Start

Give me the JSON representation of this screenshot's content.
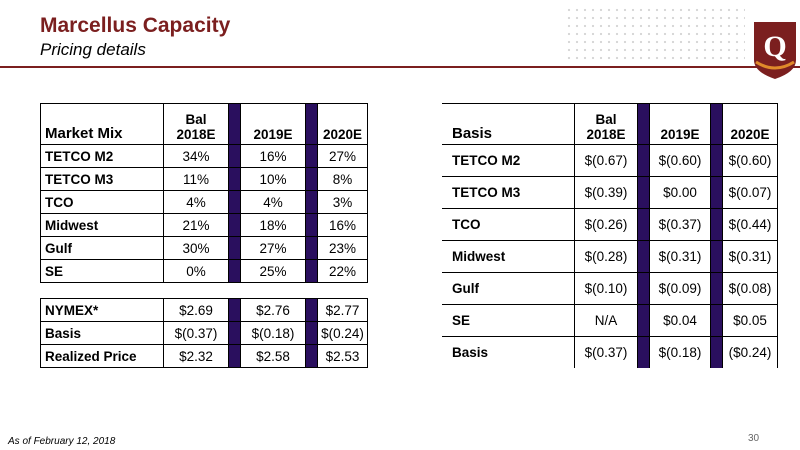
{
  "header": {
    "title": "Marcellus Capacity",
    "subtitle": "Pricing details",
    "accent_color": "#7b1f1f",
    "logo_icon": "q-logo-icon"
  },
  "market_mix": {
    "corner": "Market Mix",
    "columns": [
      "Bal\n2018E",
      "2019E",
      "2020E"
    ],
    "rows": [
      {
        "label": "TETCO M2",
        "values": [
          "34%",
          "16%",
          "27%"
        ]
      },
      {
        "label": "TETCO M3",
        "values": [
          "11%",
          "10%",
          "8%"
        ]
      },
      {
        "label": "TCO",
        "values": [
          "4%",
          "4%",
          "3%"
        ]
      },
      {
        "label": "Midwest",
        "values": [
          "21%",
          "18%",
          "16%"
        ]
      },
      {
        "label": "Gulf",
        "values": [
          "30%",
          "27%",
          "23%"
        ]
      },
      {
        "label": "SE",
        "values": [
          "0%",
          "25%",
          "22%"
        ]
      }
    ]
  },
  "pricing": {
    "rows": [
      {
        "label": "NYMEX*",
        "values": [
          "$2.69",
          "$2.76",
          "$2.77"
        ]
      },
      {
        "label": "Basis",
        "values": [
          "$(0.37)",
          "$(0.18)",
          "$(0.24)"
        ]
      },
      {
        "label": "Realized Price",
        "values": [
          "$2.32",
          "$2.58",
          "$2.53"
        ]
      }
    ]
  },
  "basis": {
    "corner": "Basis",
    "columns": [
      "Bal\n2018E",
      "2019E",
      "2020E"
    ],
    "rows": [
      {
        "label": "TETCO M2",
        "values": [
          "$(0.67)",
          "$(0.60)",
          "$(0.60)"
        ]
      },
      {
        "label": "TETCO M3",
        "values": [
          "$(0.39)",
          "$0.00",
          "$(0.07)"
        ]
      },
      {
        "label": "TCO",
        "values": [
          "$(0.26)",
          "$(0.37)",
          "$(0.44)"
        ]
      },
      {
        "label": "Midwest",
        "values": [
          "$(0.28)",
          "$(0.31)",
          "$(0.31)"
        ]
      },
      {
        "label": "Gulf",
        "values": [
          "$(0.10)",
          "$(0.09)",
          "$(0.08)"
        ]
      },
      {
        "label": "SE",
        "values": [
          "N/A",
          "$0.04",
          "$0.05"
        ]
      },
      {
        "label": "Basis",
        "values": [
          "$(0.37)",
          "$(0.18)",
          "($0.24)"
        ]
      }
    ]
  },
  "separator_color": "#2a0f5e",
  "footer": {
    "footnote": "As of February 12, 2018",
    "page_number": "30"
  }
}
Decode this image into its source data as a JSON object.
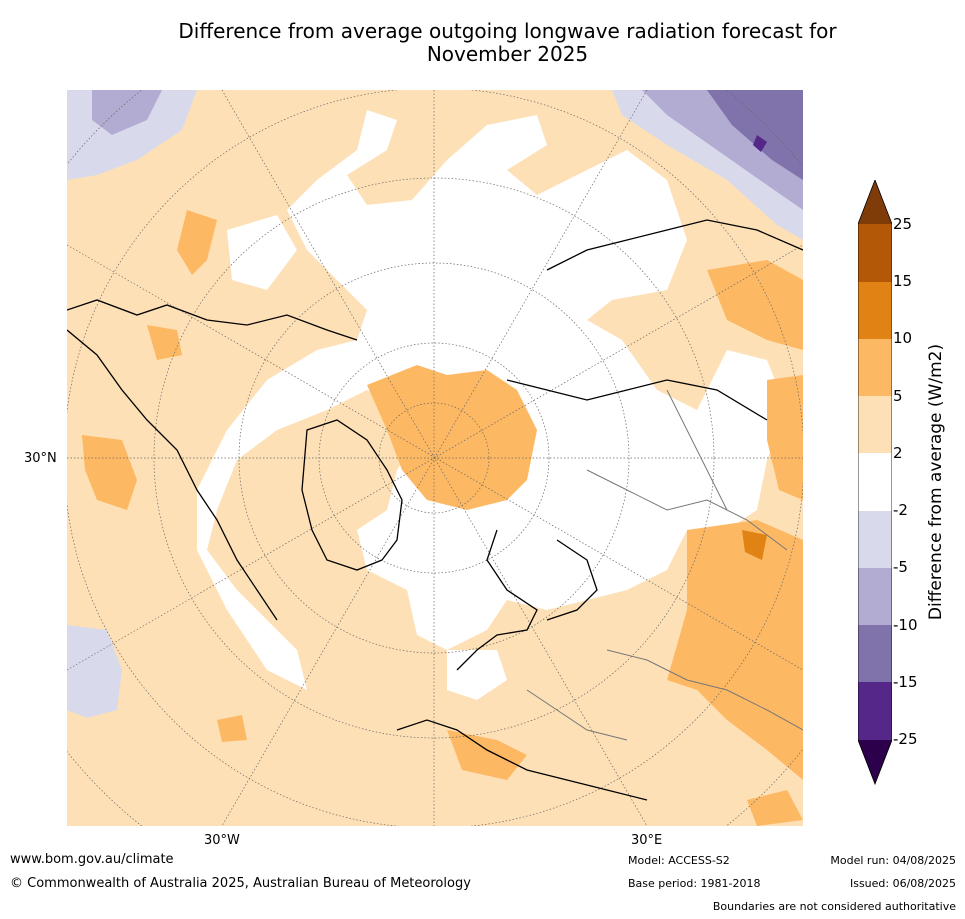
{
  "title_line1": "Difference from average outgoing longwave radiation forecast for",
  "title_line2": "November 2025",
  "map_labels": {
    "lat": "30°N",
    "lon_west": "30°W",
    "lon_east": "30°E"
  },
  "colorbar": {
    "label": "Difference from average (W/m2)",
    "ticks": [
      "25",
      "15",
      "10",
      "5",
      "2",
      "-2",
      "-5",
      "-10",
      "-15",
      "-25"
    ],
    "colors": {
      "gt25": "#7f3b08",
      "15_25": "#b35806",
      "10_15": "#e08214",
      "5_10": "#fdb863",
      "2_5": "#fee0b6",
      "m2_2": "#ffffff",
      "m5_m2": "#d8daeb",
      "m10_m5": "#b2abd2",
      "m15_m10": "#8073ac",
      "m25_m15": "#542788",
      "lt_m25": "#2d004b"
    }
  },
  "footer": {
    "website": "www.bom.gov.au/climate",
    "copyright": "© Commonwealth of Australia 2025, Australian Bureau of Meteorology",
    "model": "Model: ACCESS-S2",
    "base_period": "Base period: 1981-2018",
    "model_run": "Model run: 04/08/2025",
    "issued": "Issued: 06/08/2025",
    "disclaimer": "Boundaries are not considered authoritative"
  }
}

End

**SET TASK:** Produce an exact copy of each line of data, skipping embedded images.

**RESULT:**
Give me the JSON representation of this screenshot's content.
{
  "header": {
    "title": "Marcellus Capacity",
    "subtitle": "Pricing details",
    "accent_color": "#7b1f1f",
    "logo_icon": "q-logo-icon"
  },
  "market_mix": {
    "corner": "Market Mix",
    "columns": [
      "Bal\n2018E",
      "2019E",
      "2020E"
    ],
    "rows": [
      {
        "label": "TETCO M2",
        "values": [
          "34%",
          "16%",
          "27%"
        ]
      },
      {
        "label": "TETCO M3",
        "values": [
          "11%",
          "10%",
          "8%"
        ]
      },
      {
        "label": "TCO",
        "values": [
          "4%",
          "4%",
          "3%"
        ]
      },
      {
        "label": "Midwest",
        "values": [
          "21%",
          "18%",
          "16%"
        ]
      },
      {
        "label": "Gulf",
        "values": [
          "30%",
          "27%",
          "23%"
        ]
      },
      {
        "label": "SE",
        "values": [
          "0%",
          "25%",
          "22%"
        ]
      }
    ]
  },
  "pricing": {
    "rows": [
      {
        "label": "NYMEX*",
        "values": [
          "$2.69",
          "$2.76",
          "$2.77"
        ]
      },
      {
        "label": "Basis",
        "values": [
          "$(0.37)",
          "$(0.18)",
          "$(0.24)"
        ]
      },
      {
        "label": "Realized Price",
        "values": [
          "$2.32",
          "$2.58",
          "$2.53"
        ]
      }
    ]
  },
  "basis": {
    "corner": "Basis",
    "columns": [
      "Bal\n2018E",
      "2019E",
      "2020E"
    ],
    "rows": [
      {
        "label": "TETCO M2",
        "values": [
          "$(0.67)",
          "$(0.60)",
          "$(0.60)"
        ]
      },
      {
        "label": "TETCO M3",
        "values": [
          "$(0.39)",
          "$0.00",
          "$(0.07)"
        ]
      },
      {
        "label": "TCO",
        "values": [
          "$(0.26)",
          "$(0.37)",
          "$(0.44)"
        ]
      },
      {
        "label": "Midwest",
        "values": [
          "$(0.28)",
          "$(0.31)",
          "$(0.31)"
        ]
      },
      {
        "label": "Gulf",
        "values": [
          "$(0.10)",
          "$(0.09)",
          "$(0.08)"
        ]
      },
      {
        "label": "SE",
        "values": [
          "N/A",
          "$0.04",
          "$0.05"
        ]
      },
      {
        "label": "Basis",
        "values": [
          "$(0.37)",
          "$(0.18)",
          "($0.24)"
        ]
      }
    ]
  },
  "separator_color": "#2a0f5e",
  "footer": {
    "footnote": "As of February 12, 2018",
    "page_number": "30"
  }
}
Decode this image into its source data as a JSON object.
{
  "title_line1": "Difference from average outgoing longwave radiation forecast for",
  "title_line2": "November 2025",
  "map_labels": {
    "lat": "30°N",
    "lon_west": "30°W",
    "lon_east": "30°E"
  },
  "colorbar": {
    "label": "Difference from average (W/m2)",
    "ticks": [
      "25",
      "15",
      "10",
      "5",
      "2",
      "-2",
      "-5",
      "-10",
      "-15",
      "-25"
    ],
    "colors": {
      "gt25": "#7f3b08",
      "15_25": "#b35806",
      "10_15": "#e08214",
      "5_10": "#fdb863",
      "2_5": "#fee0b6",
      "m2_2": "#ffffff",
      "m5_m2": "#d8daeb",
      "m10_m5": "#b2abd2",
      "m15_m10": "#8073ac",
      "m25_m15": "#542788",
      "lt_m25": "#2d004b"
    }
  },
  "footer": {
    "website": "www.bom.gov.au/climate",
    "copyright": "© Commonwealth of Australia 2025, Australian Bureau of Meteorology",
    "model": "Model: ACCESS-S2",
    "base_period": "Base period: 1981-2018",
    "model_run": "Model run: 04/08/2025",
    "issued": "Issued: 06/08/2025",
    "disclaimer": "Boundaries are not considered authoritative"
  }
}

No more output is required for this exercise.